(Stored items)

□ □ □ □ □

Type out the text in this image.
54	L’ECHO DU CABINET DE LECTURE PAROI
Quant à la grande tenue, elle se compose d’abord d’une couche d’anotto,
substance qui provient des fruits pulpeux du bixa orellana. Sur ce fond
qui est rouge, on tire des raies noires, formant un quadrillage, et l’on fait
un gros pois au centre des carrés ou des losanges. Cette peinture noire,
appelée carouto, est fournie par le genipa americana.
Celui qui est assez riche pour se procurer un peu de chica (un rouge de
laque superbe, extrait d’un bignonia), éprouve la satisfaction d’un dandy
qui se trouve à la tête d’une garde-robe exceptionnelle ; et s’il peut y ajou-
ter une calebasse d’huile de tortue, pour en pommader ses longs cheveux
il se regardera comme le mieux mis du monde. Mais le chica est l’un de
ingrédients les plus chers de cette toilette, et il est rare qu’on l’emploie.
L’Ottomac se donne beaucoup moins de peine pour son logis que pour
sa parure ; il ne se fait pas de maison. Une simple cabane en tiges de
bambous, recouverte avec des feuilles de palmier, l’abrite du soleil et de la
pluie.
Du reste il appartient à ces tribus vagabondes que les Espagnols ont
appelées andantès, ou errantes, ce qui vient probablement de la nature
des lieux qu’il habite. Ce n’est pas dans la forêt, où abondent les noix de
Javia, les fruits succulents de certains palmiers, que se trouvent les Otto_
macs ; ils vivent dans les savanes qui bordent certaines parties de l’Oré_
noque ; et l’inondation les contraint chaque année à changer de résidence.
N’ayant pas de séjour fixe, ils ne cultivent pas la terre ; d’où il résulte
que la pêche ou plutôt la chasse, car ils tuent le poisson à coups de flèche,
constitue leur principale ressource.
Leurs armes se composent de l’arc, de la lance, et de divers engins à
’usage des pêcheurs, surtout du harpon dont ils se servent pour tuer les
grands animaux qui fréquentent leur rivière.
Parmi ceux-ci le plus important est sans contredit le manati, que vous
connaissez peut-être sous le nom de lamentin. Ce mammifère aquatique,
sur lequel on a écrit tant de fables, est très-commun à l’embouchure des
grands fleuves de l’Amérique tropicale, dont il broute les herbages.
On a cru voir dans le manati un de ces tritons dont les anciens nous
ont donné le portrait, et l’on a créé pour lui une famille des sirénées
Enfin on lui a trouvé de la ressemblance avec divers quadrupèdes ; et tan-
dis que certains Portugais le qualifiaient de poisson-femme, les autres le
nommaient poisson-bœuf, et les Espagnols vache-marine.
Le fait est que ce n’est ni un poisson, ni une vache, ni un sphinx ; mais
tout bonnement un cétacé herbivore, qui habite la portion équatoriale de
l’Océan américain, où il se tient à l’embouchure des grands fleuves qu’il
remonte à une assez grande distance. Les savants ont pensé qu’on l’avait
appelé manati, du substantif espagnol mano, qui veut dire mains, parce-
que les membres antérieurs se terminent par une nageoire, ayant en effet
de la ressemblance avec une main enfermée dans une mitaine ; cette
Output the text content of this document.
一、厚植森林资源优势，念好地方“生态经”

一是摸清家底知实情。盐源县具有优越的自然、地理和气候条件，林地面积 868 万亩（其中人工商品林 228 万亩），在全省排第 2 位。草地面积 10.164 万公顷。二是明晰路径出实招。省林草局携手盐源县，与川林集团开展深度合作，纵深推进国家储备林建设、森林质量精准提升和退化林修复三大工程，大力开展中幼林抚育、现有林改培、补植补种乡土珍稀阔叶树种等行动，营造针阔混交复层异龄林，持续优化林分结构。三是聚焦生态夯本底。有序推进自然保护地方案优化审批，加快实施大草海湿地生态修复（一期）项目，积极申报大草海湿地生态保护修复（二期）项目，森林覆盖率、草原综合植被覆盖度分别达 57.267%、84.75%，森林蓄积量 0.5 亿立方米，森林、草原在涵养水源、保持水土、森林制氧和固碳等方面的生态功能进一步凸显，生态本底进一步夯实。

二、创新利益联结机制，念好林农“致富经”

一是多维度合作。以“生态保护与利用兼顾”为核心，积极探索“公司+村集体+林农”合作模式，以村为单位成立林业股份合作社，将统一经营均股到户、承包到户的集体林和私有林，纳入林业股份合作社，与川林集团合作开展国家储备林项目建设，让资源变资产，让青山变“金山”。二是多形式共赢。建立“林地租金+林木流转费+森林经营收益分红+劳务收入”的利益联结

□ □ □ □ □

#### WRITTEN INSTRUCTION
Quote only the lines from the one containing "Output the text content of this document." through the final line of the records, with both ends included.

#### COMPLETE ANSWER
Output the text content of this document.
一、厚植森林资源优势，念好地方“生态经”

一是摸清家底知实情。盐源县具有优越的自然、地理和气候条件，林地面积 868 万亩（其中人工商品林 228 万亩），在全省排第 2 位。草地面积 10.164 万公顷。二是明晰路径出实招。省林草局携手盐源县，与川林集团开展深度合作，纵深推进国家储备林建设、森林质量精准提升和退化林修复三大工程，大力开展中幼林抚育、现有林改培、补植补种乡土珍稀阔叶树种等行动，营造针阔混交复层异龄林，持续优化林分结构。三是聚焦生态夯本底。有序推进自然保护地方案优化审批，加快实施大草海湿地生态修复（一期）项目，积极申报大草海湿地生态保护修复（二期）项目，森林覆盖率、草原综合植被覆盖度分别达 57.267%、84.75%，森林蓄积量 0.5 亿立方米，森林、草原在涵养水源、保持水土、森林制氧和固碳等方面的生态功能进一步凸显，生态本底进一步夯实。

二、创新利益联结机制，念好林农“致富经”

一是多维度合作。以“生态保护与利用兼顾”为核心，积极探索“公司+村集体+林农”合作模式，以村为单位成立林业股份合作社，将统一经营均股到户、承包到户的集体林和私有林，纳入林业股份合作社，与川林集团合作开展国家储备林项目建设，让资源变资产，让青山变“金山”。二是多形式共赢。建立“林地租金+林木流转费+森林经营收益分红+劳务收入”的利益联结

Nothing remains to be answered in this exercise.